### PROBLEM TO WORK ON
Count how many lines of the data below contain the string "wskazówek"; the reply should be that number alone.

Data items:

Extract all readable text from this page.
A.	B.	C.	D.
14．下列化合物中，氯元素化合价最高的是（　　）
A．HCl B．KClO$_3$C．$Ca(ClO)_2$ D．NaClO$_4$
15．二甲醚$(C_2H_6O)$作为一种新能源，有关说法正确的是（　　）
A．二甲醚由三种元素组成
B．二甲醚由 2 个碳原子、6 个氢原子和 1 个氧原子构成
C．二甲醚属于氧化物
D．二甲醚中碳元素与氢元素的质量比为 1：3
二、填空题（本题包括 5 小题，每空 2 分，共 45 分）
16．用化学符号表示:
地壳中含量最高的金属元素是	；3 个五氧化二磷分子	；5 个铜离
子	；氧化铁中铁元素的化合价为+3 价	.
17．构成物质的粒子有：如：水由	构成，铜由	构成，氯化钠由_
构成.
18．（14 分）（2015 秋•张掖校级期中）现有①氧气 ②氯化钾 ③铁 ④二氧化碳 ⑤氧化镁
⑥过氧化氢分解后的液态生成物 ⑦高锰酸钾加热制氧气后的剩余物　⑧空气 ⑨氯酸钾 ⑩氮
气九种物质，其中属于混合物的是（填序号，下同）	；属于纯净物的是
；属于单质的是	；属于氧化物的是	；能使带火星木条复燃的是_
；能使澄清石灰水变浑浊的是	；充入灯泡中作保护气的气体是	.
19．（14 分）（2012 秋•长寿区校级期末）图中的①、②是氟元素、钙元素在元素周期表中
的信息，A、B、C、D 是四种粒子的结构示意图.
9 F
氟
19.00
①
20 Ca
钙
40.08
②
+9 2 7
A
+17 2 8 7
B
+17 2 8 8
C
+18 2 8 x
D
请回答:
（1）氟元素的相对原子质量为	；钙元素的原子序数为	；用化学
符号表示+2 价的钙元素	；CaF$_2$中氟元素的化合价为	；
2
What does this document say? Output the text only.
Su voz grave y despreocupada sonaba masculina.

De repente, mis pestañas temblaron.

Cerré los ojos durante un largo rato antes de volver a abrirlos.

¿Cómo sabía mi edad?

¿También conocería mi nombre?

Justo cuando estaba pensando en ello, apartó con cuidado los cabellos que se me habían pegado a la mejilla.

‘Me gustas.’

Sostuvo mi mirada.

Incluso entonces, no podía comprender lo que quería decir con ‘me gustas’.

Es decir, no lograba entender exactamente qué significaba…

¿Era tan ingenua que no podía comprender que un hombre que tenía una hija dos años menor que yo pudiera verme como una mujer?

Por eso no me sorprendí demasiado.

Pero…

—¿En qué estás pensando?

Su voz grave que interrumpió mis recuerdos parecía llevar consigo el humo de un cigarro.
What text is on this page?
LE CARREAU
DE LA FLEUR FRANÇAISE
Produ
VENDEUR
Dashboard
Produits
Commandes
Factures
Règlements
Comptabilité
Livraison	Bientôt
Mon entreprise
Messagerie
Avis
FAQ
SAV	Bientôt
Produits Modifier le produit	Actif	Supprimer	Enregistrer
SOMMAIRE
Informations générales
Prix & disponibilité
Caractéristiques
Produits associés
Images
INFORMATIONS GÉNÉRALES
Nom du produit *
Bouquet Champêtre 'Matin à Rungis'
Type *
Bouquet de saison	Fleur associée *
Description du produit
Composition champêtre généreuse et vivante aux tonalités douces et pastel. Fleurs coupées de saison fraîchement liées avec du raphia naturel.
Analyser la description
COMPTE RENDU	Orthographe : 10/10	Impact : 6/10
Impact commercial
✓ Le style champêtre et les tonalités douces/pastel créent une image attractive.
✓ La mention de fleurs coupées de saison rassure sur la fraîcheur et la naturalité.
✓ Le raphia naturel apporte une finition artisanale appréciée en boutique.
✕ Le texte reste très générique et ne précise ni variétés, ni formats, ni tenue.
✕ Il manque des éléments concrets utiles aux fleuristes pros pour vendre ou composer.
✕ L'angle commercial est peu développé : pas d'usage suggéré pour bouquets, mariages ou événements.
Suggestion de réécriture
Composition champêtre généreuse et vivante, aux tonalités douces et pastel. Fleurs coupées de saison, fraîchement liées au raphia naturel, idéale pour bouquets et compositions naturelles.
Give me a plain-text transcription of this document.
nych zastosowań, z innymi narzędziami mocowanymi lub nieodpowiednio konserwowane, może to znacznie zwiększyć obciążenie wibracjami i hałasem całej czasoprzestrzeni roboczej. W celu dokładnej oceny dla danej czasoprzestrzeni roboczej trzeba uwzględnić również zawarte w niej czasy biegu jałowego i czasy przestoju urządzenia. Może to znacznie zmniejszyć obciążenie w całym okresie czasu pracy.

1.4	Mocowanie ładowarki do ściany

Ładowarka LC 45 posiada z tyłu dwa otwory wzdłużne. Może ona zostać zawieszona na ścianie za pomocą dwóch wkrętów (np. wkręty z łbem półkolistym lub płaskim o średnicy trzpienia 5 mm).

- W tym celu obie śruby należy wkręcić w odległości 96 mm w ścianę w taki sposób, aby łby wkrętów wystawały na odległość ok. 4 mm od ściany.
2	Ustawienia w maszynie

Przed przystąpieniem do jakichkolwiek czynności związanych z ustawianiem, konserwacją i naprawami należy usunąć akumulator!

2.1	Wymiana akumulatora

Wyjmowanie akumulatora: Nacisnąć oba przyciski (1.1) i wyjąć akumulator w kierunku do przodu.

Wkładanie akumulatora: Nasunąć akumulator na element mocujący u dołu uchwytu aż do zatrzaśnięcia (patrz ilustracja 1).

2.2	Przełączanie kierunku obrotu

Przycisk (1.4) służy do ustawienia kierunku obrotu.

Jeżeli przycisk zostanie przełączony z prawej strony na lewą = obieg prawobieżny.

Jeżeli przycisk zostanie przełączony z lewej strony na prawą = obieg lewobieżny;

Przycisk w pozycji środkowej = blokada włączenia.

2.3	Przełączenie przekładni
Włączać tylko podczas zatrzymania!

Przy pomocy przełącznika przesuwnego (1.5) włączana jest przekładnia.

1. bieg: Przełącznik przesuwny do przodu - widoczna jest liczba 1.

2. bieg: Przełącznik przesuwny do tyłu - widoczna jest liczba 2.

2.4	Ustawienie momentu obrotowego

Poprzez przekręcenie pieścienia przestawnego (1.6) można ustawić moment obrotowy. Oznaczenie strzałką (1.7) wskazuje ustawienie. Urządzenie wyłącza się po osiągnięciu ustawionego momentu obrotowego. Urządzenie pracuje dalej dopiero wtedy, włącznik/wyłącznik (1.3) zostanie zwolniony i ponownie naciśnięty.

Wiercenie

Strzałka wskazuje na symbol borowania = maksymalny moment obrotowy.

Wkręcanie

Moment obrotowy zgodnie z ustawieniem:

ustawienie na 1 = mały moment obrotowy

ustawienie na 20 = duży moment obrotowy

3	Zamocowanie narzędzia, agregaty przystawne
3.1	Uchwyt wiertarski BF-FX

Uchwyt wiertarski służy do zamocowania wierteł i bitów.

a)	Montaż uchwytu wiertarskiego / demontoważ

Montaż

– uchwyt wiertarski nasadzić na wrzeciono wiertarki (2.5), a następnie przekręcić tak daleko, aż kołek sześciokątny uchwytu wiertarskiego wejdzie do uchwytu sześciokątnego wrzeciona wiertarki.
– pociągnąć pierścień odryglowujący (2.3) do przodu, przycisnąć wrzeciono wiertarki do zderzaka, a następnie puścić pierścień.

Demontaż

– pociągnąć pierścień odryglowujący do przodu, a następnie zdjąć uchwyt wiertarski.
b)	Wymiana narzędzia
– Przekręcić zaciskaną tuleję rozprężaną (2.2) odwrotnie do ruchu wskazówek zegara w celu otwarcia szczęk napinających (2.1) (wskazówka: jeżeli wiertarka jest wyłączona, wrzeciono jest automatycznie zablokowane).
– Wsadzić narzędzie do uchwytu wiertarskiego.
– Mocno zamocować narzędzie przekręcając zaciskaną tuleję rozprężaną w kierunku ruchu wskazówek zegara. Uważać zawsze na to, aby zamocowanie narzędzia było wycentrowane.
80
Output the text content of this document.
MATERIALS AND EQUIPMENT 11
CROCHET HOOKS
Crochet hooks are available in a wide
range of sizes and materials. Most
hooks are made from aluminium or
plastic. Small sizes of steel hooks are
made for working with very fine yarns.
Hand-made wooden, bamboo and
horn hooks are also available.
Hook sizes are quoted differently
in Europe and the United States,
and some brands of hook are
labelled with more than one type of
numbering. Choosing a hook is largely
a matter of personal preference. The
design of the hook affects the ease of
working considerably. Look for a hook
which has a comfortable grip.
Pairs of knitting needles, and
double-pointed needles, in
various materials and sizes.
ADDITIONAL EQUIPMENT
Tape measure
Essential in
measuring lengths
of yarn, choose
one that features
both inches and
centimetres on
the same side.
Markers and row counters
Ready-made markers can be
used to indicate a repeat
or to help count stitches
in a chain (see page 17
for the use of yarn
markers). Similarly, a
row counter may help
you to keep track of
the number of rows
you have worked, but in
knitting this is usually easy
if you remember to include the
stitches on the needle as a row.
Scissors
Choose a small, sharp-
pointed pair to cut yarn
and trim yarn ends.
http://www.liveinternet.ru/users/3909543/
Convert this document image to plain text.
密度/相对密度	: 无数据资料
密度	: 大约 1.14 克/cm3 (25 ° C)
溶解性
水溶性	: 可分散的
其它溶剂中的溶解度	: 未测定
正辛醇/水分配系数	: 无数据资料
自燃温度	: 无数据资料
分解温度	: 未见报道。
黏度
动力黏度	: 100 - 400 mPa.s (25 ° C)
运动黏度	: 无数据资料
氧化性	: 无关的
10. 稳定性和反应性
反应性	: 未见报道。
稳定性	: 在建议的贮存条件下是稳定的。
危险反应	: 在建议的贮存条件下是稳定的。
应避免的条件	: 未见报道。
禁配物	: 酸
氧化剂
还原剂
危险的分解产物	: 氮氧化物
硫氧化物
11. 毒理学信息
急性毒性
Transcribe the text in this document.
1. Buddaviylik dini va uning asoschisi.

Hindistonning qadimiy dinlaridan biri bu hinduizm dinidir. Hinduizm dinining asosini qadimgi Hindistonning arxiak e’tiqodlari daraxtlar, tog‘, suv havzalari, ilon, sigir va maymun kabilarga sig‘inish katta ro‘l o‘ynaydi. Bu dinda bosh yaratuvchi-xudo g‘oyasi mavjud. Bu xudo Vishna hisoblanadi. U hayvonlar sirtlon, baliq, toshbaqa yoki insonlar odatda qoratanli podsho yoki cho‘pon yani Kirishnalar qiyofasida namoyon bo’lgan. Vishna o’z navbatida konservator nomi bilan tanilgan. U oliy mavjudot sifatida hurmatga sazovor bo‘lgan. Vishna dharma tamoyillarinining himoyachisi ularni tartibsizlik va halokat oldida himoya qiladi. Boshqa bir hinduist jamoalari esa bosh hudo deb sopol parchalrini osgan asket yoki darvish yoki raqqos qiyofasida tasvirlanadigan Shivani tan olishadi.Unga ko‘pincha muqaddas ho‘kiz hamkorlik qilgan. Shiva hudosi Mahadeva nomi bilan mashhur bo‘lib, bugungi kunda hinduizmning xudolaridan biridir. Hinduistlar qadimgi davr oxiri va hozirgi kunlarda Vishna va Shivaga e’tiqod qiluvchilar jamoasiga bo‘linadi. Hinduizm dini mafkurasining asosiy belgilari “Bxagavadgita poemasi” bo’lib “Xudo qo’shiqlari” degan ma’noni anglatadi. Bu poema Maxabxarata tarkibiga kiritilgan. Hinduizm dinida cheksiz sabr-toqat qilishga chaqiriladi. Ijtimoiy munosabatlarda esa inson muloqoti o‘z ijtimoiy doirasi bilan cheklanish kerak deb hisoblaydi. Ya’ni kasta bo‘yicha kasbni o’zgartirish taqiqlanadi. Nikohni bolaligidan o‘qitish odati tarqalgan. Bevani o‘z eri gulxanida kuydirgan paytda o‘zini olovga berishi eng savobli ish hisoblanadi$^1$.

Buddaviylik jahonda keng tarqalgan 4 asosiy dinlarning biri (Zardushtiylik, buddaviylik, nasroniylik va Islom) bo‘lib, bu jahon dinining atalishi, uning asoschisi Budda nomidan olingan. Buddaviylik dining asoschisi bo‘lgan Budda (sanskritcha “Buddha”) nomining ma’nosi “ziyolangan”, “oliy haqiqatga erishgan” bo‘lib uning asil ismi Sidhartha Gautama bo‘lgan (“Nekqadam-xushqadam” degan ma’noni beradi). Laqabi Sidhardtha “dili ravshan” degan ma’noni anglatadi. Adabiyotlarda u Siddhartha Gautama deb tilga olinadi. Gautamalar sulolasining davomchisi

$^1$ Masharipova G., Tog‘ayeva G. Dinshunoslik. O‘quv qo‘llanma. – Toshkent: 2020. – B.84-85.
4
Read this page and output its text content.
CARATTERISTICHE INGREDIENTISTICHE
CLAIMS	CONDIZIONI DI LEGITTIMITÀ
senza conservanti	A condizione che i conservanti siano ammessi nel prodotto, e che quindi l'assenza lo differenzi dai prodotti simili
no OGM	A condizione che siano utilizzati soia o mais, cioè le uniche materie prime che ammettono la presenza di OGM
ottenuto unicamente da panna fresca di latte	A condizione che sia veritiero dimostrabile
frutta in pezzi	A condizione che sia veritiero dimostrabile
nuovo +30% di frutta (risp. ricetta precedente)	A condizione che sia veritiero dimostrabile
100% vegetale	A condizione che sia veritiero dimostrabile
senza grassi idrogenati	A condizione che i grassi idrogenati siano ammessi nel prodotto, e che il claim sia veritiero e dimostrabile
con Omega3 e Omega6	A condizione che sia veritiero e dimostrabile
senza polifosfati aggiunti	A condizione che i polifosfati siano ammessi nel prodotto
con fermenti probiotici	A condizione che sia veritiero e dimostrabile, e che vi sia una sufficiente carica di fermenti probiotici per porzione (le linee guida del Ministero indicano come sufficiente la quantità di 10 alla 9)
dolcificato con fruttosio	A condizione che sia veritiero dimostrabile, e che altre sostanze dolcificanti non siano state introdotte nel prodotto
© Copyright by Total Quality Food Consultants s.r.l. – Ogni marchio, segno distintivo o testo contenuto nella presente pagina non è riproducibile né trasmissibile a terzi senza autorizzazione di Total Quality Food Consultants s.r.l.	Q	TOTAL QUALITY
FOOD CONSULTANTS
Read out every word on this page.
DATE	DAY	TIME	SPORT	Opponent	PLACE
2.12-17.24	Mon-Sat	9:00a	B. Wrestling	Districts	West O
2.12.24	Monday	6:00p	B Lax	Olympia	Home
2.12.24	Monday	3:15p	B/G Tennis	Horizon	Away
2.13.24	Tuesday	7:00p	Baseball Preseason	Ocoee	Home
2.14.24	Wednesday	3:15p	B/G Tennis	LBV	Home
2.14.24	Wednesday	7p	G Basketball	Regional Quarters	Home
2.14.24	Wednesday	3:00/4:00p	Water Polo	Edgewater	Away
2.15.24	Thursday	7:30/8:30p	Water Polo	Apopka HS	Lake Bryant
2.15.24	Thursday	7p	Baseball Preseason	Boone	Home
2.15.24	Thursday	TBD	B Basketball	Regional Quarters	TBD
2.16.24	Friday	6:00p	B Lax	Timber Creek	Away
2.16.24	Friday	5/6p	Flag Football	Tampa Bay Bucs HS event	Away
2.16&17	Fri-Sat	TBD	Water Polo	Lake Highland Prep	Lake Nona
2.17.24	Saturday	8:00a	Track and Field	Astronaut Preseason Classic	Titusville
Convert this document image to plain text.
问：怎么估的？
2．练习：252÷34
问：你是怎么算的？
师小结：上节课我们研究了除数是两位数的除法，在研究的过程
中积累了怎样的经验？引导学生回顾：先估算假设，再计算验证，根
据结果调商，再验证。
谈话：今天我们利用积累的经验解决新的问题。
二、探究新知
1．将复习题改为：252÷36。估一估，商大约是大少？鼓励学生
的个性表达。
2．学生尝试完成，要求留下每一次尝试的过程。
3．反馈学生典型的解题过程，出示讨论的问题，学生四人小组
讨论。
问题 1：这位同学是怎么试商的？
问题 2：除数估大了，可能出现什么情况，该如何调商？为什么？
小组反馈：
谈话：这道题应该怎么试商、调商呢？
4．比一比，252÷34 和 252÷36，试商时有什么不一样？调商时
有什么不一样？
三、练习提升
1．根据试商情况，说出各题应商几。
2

### WORKED SOLUTION
2